» Data listing:
--- BEGIN ---

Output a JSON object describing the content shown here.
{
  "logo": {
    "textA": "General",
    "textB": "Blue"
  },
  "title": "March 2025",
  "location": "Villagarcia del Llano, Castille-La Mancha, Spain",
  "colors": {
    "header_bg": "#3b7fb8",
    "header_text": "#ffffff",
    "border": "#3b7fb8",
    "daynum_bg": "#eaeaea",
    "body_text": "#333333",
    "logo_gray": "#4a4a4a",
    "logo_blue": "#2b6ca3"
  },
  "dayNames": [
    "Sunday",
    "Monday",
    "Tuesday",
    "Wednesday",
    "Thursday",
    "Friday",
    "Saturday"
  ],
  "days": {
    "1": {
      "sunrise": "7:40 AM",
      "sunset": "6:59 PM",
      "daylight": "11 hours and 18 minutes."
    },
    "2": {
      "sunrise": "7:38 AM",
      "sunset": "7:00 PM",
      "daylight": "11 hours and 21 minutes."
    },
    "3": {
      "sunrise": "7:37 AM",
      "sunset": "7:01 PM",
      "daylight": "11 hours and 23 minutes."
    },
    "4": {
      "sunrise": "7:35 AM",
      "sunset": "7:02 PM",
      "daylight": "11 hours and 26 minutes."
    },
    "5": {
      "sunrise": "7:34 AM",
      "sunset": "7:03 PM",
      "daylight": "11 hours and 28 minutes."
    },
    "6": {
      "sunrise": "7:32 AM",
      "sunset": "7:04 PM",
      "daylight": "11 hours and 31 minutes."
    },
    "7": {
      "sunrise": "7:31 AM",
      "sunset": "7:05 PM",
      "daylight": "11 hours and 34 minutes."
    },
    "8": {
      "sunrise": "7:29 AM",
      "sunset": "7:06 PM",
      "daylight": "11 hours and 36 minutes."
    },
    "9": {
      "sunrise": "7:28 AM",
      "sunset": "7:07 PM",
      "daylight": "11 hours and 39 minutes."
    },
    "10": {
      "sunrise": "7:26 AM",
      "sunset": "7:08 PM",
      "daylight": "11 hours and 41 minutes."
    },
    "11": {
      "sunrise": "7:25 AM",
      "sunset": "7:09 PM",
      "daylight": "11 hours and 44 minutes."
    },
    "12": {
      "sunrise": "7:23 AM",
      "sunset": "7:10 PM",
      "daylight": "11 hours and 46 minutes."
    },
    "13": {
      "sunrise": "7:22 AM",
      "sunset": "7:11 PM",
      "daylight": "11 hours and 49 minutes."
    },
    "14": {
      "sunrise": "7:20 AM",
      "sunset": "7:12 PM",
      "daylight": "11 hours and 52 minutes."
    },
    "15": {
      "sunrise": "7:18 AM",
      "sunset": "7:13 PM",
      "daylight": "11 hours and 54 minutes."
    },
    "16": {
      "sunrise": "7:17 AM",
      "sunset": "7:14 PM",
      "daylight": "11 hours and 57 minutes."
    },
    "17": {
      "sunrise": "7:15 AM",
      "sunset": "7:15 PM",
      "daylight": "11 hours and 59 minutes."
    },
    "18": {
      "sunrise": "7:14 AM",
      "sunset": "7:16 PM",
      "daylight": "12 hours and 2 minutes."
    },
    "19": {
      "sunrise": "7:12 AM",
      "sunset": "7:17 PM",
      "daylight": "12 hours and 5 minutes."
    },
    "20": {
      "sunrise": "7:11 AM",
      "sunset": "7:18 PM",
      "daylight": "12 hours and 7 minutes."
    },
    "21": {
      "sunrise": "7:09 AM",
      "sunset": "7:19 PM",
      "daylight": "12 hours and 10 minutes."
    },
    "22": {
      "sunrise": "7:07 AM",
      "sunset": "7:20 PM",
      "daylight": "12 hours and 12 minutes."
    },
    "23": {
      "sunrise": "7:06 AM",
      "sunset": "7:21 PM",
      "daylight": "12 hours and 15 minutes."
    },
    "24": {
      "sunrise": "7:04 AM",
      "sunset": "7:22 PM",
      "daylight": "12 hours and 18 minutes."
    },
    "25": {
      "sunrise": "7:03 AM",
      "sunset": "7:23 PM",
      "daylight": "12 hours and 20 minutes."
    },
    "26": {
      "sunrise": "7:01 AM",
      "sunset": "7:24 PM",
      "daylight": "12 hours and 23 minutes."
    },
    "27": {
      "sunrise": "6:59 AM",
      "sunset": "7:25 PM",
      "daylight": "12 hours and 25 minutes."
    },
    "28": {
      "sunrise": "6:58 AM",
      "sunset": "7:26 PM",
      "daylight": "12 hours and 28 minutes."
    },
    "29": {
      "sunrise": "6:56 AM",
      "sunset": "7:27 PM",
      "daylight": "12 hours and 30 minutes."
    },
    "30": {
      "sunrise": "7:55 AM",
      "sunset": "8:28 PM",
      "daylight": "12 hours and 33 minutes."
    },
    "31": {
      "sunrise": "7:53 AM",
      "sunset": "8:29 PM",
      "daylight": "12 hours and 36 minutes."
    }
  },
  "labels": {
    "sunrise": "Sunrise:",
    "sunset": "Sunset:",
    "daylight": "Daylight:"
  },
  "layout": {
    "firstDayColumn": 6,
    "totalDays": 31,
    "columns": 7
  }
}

--- END ---

» Given task: Copy the data above exactly. Every line must be included.

» Response:
Output a JSON object describing the content shown here.
{
  "logo": {
    "textA": "General",
    "textB": "Blue"
  },
  "title": "March 2025",
  "location": "Villagarcia del Llano, Castille-La Mancha, Spain",
  "colors": {
    "header_bg": "#3b7fb8",
    "header_text": "#ffffff",
    "border": "#3b7fb8",
    "daynum_bg": "#eaeaea",
    "body_text": "#333333",
    "logo_gray": "#4a4a4a",
    "logo_blue": "#2b6ca3"
  },
  "dayNames": [
    "Sunday",
    "Monday",
    "Tuesday",
    "Wednesday",
    "Thursday",
    "Friday",
    "Saturday"
  ],
  "days": {
    "1": {
      "sunrise": "7:40 AM",
      "sunset": "6:59 PM",
      "daylight": "11 hours and 18 minutes."
    },
    "2": {
      "sunrise": "7:38 AM",
      "sunset": "7:00 PM",
      "daylight": "11 hours and 21 minutes."
    },
    "3": {
      "sunrise": "7:37 AM",
      "sunset": "7:01 PM",
      "daylight": "11 hours and 23 minutes."
    },
    "4": {
      "sunrise": "7:35 AM",
      "sunset": "7:02 PM",
      "daylight": "11 hours and 26 minutes."
    },
    "5": {
      "sunrise": "7:34 AM",
      "sunset": "7:03 PM",
      "daylight": "11 hours and 28 minutes."
    },
    "6": {
      "sunrise": "7:32 AM",
      "sunset": "7:04 PM",
      "daylight": "11 hours and 31 minutes."
    },
    "7": {
      "sunrise": "7:31 AM",
      "sunset": "7:05 PM",
      "daylight": "11 hours and 34 minutes."
    },
    "8": {
      "sunrise": "7:29 AM",
      "sunset": "7:06 PM",
      "daylight": "11 hours and 36 minutes."
    },
    "9": {
      "sunrise": "7:28 AM",
      "sunset": "7:07 PM",
      "daylight": "11 hours and 39 minutes."
    },
    "10": {
      "sunrise": "7:26 AM",
      "sunset": "7:08 PM",
      "daylight": "11 hours and 41 minutes."
    },
    "11": {
      "sunrise": "7:25 AM",
      "sunset": "7:09 PM",
      "daylight": "11 hours and 44 minutes."
    },
    "12": {
      "sunrise": "7:23 AM",
      "sunset": "7:10 PM",
      "daylight": "11 hours and 46 minutes."
    },
    "13": {
      "sunrise": "7:22 AM",
      "sunset": "7:11 PM",
      "daylight": "11 hours and 49 minutes."
    },
    "14": {
      "sunrise": "7:20 AM",
      "sunset": "7:12 PM",
      "daylight": "11 hours and 52 minutes."
    },
    "15": {
      "sunrise": "7:18 AM",
      "sunset": "7:13 PM",
      "daylight": "11 hours and 54 minutes."
    },
    "16": {
      "sunrise": "7:17 AM",
      "sunset": "7:14 PM",
      "daylight": "11 hours and 57 minutes."
    },
    "17": {
      "sunrise": "7:15 AM",
      "sunset": "7:15 PM",
      "daylight": "11 hours and 59 minutes."
    },
    "18": {
      "sunrise": "7:14 AM",
      "sunset": "7:16 PM",
      "daylight": "12 hours and 2 minutes."
    },
    "19": {
      "sunrise": "7:12 AM",
      "sunset": "7:17 PM",
      "daylight": "12 hours and 5 minutes."
    },
    "20": {
      "sunrise": "7:11 AM",
      "sunset": "7:18 PM",
      "daylight": "12 hours and 7 minutes."
    },
    "21": {
      "sunrise": "7:09 AM",
      "sunset": "7:19 PM",
      "daylight": "12 hours and 10 minutes."
    },
    "22": {
      "sunrise": "7:07 AM",
      "sunset": "7:20 PM",
      "daylight": "12 hours and 12 minutes."
    },
    "23": {
      "sunrise": "7:06 AM",
      "sunset": "7:21 PM",
      "daylight": "12 hours and 15 minutes."
    },
    "24": {
      "sunrise": "7:04 AM",
      "sunset": "7:22 PM",
      "daylight": "12 hours and 18 minutes."
    },
    "25": {
      "sunrise": "7:03 AM",
      "sunset": "7:23 PM",
      "daylight": "12 hours and 20 minutes."
    },
    "26": {
      "sunrise": "7:01 AM",
      "sunset": "7:24 PM",
      "daylight": "12 hours and 23 minutes."
    },
    "27": {
      "sunrise": "6:59 AM",
      "sunset": "7:25 PM",
      "daylight": "12 hours and 25 minutes."
    },
    "28": {
      "sunrise": "6:58 AM",
      "sunset": "7:26 PM",
      "daylight": "12 hours and 28 minutes."
    },
    "29": {
      "sunrise": "6:56 AM",
      "sunset": "7:27 PM",
      "daylight": "12 hours and 30 minutes."
    },
    "30": {
      "sunrise": "7:55 AM",
      "sunset": "8:28 PM",
      "daylight": "12 hours and 33 minutes."
    },
    "31": {
      "sunrise": "7:53 AM",
      "sunset": "8:29 PM",
      "daylight": "12 hours and 36 minutes."
    }
  },
  "labels": {
    "sunrise": "Sunrise:",
    "sunset": "Sunset:",
    "daylight": "Daylight:"
  },
  "layout": {
    "firstDayColumn": 6,
    "totalDays": 31,
    "columns": 7
  }
}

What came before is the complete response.